Search the listing for the string "name" and copy every line that contains it.

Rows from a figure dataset
========

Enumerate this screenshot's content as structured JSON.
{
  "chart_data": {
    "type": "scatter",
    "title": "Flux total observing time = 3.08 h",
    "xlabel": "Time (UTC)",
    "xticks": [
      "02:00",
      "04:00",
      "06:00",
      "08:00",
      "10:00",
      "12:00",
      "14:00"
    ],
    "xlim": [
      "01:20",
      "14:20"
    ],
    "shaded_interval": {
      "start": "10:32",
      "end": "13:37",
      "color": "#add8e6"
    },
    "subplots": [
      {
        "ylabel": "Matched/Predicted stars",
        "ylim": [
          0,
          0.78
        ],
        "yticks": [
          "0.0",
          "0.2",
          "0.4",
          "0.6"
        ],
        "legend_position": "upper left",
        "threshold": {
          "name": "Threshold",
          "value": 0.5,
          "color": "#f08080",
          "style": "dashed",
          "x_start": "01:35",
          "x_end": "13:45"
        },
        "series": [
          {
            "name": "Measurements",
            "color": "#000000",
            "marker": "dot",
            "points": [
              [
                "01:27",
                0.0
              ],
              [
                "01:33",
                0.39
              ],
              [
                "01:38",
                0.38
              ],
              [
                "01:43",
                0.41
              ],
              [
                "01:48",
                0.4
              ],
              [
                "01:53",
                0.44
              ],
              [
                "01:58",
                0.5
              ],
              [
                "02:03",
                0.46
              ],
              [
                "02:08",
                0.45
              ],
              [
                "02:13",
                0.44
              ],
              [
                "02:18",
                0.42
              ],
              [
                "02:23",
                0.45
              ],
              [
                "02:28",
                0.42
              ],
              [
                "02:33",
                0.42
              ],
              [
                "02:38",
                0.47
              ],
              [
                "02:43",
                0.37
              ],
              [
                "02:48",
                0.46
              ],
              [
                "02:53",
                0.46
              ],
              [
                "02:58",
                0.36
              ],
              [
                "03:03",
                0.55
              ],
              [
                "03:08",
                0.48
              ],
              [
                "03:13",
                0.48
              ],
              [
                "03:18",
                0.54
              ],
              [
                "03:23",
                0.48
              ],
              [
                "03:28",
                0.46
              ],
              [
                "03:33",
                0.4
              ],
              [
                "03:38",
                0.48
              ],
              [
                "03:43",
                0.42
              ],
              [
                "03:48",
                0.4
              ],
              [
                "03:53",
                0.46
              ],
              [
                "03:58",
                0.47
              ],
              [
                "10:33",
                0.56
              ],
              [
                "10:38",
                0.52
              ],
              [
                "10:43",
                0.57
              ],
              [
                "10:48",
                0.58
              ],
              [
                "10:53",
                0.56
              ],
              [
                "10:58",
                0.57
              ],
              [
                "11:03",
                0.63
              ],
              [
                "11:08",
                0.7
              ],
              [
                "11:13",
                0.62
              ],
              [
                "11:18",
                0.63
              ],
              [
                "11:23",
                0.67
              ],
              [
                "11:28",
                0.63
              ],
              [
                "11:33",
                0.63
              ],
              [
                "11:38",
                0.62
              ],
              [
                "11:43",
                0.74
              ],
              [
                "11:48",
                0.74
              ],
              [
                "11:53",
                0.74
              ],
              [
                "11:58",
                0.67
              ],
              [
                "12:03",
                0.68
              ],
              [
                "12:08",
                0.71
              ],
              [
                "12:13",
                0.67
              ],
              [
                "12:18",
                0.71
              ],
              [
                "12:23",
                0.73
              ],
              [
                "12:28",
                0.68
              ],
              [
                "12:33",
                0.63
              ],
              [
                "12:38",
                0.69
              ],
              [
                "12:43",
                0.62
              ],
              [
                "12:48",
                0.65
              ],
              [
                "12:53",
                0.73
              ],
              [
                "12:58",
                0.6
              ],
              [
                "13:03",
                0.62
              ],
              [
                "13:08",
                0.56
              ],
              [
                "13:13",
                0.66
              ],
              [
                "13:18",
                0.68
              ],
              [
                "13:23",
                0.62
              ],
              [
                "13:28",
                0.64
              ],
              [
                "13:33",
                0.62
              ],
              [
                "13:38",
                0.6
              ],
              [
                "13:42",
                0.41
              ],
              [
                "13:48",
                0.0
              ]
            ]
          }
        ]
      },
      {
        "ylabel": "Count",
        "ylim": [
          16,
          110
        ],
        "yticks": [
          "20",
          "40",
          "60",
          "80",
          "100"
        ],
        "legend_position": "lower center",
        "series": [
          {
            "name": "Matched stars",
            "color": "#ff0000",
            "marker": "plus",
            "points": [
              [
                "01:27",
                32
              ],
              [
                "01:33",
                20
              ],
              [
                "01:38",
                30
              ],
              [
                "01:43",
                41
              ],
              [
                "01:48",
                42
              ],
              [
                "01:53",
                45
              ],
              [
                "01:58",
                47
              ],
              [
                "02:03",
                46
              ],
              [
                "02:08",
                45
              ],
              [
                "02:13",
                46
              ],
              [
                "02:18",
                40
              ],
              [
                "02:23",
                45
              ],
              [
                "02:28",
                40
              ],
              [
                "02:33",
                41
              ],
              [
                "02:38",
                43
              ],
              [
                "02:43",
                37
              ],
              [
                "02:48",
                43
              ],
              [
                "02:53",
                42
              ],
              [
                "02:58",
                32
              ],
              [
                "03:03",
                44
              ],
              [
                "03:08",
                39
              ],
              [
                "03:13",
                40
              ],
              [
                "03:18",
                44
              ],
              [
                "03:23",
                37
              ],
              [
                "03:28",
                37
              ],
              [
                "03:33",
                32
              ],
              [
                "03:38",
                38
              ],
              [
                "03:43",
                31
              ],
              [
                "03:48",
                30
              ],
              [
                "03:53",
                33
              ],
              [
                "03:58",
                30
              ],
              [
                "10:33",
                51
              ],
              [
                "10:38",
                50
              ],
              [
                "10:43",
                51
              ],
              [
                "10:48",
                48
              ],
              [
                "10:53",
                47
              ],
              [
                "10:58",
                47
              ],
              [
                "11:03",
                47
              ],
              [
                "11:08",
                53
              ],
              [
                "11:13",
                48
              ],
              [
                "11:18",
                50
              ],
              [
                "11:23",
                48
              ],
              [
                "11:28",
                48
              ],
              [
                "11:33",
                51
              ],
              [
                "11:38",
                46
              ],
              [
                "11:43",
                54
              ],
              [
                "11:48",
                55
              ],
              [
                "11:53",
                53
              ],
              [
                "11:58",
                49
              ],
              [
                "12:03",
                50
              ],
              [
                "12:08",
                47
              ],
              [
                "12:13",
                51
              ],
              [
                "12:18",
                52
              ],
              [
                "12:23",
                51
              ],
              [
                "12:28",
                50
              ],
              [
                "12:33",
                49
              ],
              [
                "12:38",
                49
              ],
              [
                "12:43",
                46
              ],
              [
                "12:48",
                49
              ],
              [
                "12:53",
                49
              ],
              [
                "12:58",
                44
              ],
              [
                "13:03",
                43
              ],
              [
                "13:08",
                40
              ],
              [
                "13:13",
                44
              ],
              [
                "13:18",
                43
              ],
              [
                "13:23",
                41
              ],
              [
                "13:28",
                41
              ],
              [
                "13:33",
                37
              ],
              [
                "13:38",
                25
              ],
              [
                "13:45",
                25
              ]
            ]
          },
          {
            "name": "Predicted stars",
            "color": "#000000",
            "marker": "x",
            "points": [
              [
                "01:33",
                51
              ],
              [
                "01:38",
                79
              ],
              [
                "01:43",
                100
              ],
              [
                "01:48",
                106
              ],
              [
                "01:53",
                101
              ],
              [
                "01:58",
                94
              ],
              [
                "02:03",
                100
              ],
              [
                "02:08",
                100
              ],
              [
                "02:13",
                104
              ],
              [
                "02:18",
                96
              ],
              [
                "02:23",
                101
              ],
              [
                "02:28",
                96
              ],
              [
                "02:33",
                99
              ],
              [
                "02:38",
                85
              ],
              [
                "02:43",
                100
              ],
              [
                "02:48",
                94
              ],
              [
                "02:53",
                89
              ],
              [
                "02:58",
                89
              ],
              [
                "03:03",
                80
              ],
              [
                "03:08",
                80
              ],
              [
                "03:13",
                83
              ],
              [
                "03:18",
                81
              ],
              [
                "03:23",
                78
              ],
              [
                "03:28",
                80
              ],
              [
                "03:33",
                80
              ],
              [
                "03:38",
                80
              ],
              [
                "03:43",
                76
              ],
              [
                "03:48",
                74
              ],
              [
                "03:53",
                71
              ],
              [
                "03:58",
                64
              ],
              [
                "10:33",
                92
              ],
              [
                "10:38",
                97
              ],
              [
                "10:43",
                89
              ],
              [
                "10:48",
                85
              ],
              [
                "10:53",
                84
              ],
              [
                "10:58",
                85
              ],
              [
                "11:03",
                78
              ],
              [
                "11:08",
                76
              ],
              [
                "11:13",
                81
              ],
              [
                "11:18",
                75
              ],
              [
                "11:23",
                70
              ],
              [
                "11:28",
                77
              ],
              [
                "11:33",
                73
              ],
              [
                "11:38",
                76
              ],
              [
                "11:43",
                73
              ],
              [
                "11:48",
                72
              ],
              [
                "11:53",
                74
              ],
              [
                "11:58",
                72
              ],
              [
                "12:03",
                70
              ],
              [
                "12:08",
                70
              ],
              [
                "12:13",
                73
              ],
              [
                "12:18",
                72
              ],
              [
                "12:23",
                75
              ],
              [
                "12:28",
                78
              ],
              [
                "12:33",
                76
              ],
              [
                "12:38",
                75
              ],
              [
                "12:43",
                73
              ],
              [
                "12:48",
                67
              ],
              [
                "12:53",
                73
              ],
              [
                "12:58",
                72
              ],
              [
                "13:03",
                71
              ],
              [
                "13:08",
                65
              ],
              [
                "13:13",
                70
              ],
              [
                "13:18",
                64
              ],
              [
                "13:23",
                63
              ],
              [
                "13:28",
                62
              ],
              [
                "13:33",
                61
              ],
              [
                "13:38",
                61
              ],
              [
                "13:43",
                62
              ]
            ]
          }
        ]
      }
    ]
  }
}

========

Output for this exercise
          "name": "Threshold",
            "name": "Measurements",
            "name": "Matched stars",
            "name": "Predicted stars",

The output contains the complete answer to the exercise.